• Some records:
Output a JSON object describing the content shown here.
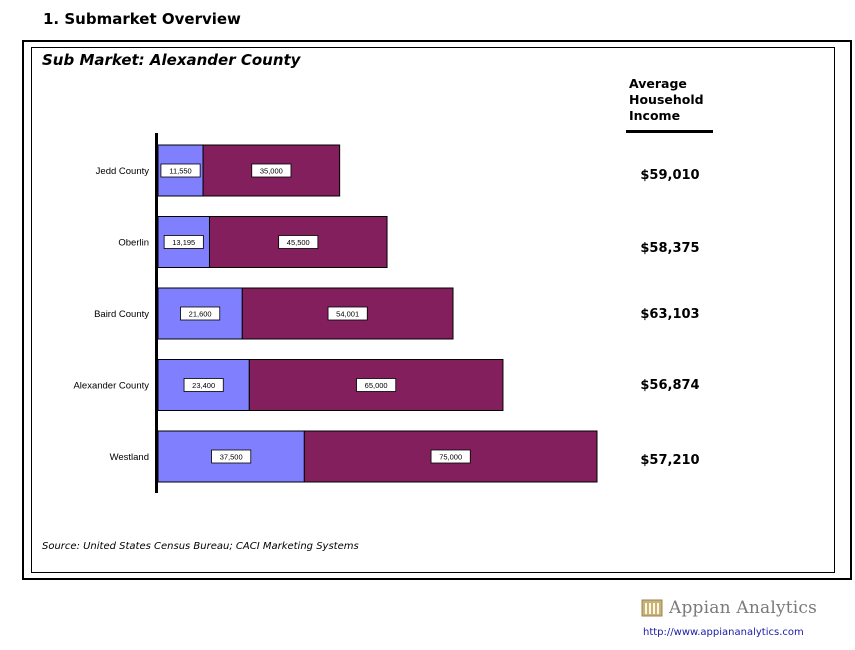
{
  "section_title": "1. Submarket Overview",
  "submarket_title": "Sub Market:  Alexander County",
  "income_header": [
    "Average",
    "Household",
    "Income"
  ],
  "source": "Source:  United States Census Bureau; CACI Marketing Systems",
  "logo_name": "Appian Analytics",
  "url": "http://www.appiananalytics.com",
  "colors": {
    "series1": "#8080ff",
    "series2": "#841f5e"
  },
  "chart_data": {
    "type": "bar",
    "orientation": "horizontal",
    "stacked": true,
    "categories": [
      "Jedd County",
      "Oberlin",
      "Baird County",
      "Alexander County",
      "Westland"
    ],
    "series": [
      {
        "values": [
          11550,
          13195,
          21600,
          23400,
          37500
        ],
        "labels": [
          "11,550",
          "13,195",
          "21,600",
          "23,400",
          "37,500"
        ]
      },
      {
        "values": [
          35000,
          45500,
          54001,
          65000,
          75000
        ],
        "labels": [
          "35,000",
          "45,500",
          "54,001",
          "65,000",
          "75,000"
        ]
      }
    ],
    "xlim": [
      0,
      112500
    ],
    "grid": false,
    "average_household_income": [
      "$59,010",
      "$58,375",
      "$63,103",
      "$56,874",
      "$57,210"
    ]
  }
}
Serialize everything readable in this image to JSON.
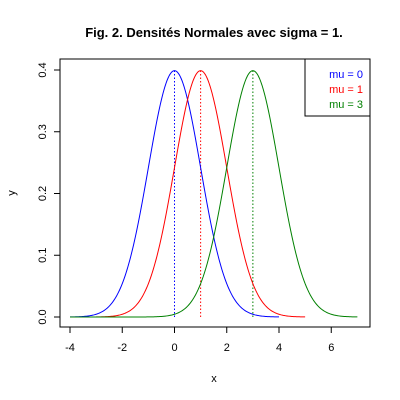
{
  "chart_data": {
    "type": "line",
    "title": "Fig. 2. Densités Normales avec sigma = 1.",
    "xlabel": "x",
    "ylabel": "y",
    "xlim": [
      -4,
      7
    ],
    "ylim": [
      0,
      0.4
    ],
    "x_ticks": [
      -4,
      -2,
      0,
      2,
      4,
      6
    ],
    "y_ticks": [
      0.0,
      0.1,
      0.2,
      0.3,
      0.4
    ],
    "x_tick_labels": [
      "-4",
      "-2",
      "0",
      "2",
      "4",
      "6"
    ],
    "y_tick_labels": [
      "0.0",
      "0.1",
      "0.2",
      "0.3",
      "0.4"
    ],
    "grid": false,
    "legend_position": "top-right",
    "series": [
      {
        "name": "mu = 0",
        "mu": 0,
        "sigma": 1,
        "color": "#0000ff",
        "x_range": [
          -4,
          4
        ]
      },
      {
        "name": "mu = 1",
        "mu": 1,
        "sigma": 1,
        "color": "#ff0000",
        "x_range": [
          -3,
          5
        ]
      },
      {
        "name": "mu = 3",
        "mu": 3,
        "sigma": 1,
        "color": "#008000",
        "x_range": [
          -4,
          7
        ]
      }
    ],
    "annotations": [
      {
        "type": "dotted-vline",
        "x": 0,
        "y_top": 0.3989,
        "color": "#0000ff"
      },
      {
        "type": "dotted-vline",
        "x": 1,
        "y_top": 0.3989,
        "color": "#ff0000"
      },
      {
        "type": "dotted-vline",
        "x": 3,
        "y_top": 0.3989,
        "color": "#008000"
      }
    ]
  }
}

• Problem description:
Any pictures should be dropped; transcribe the rest of the records above exactly.

• The reply:
Output a JSON object describing the content shown here.
{
  "section_title": "1. Submarket Overview",
  "submarket_title": "Sub Market:  Alexander County",
  "income_header": [
    "Average",
    "Household",
    "Income"
  ],
  "source": "Source:  United States Census Bureau; CACI Marketing Systems",
  "logo_name": "Appian Analytics",
  "url": "http://www.appiananalytics.com",
  "colors": {
    "series1": "#8080ff",
    "series2": "#841f5e"
  },
  "chart_data": {
    "type": "bar",
    "orientation": "horizontal",
    "stacked": true,
    "categories": [
      "Jedd County",
      "Oberlin",
      "Baird County",
      "Alexander County",
      "Westland"
    ],
    "series": [
      {
        "values": [
          11550,
          13195,
          21600,
          23400,
          37500
        ],
        "labels": [
          "11,550",
          "13,195",
          "21,600",
          "23,400",
          "37,500"
        ]
      },
      {
        "values": [
          35000,
          45500,
          54001,
          65000,
          75000
        ],
        "labels": [
          "35,000",
          "45,500",
          "54,001",
          "65,000",
          "75,000"
        ]
      }
    ],
    "xlim": [
      0,
      112500
    ],
    "grid": false,
    "average_household_income": [
      "$59,010",
      "$58,375",
      "$63,103",
      "$56,874",
      "$57,210"
    ]
  }
}
Serialize everything readable in this image to JSON.
{
  "chart_data": {
    "type": "line",
    "title": "Fig. 2. Densités Normales avec sigma = 1.",
    "xlabel": "x",
    "ylabel": "y",
    "xlim": [
      -4,
      7
    ],
    "ylim": [
      0,
      0.4
    ],
    "x_ticks": [
      -4,
      -2,
      0,
      2,
      4,
      6
    ],
    "y_ticks": [
      0.0,
      0.1,
      0.2,
      0.3,
      0.4
    ],
    "x_tick_labels": [
      "-4",
      "-2",
      "0",
      "2",
      "4",
      "6"
    ],
    "y_tick_labels": [
      "0.0",
      "0.1",
      "0.2",
      "0.3",
      "0.4"
    ],
    "grid": false,
    "legend_position": "top-right",
    "series": [
      {
        "name": "mu = 0",
        "mu": 0,
        "sigma": 1,
        "color": "#0000ff",
        "x_range": [
          -4,
          4
        ]
      },
      {
        "name": "mu = 1",
        "mu": 1,
        "sigma": 1,
        "color": "#ff0000",
        "x_range": [
          -3,
          5
        ]
      },
      {
        "name": "mu = 3",
        "mu": 3,
        "sigma": 1,
        "color": "#008000",
        "x_range": [
          -4,
          7
        ]
      }
    ],
    "annotations": [
      {
        "type": "dotted-vline",
        "x": 0,
        "y_top": 0.3989,
        "color": "#0000ff"
      },
      {
        "type": "dotted-vline",
        "x": 1,
        "y_top": 0.3989,
        "color": "#ff0000"
      },
      {
        "type": "dotted-vline",
        "x": 3,
        "y_top": 0.3989,
        "color": "#008000"
      }
    ]
  }
}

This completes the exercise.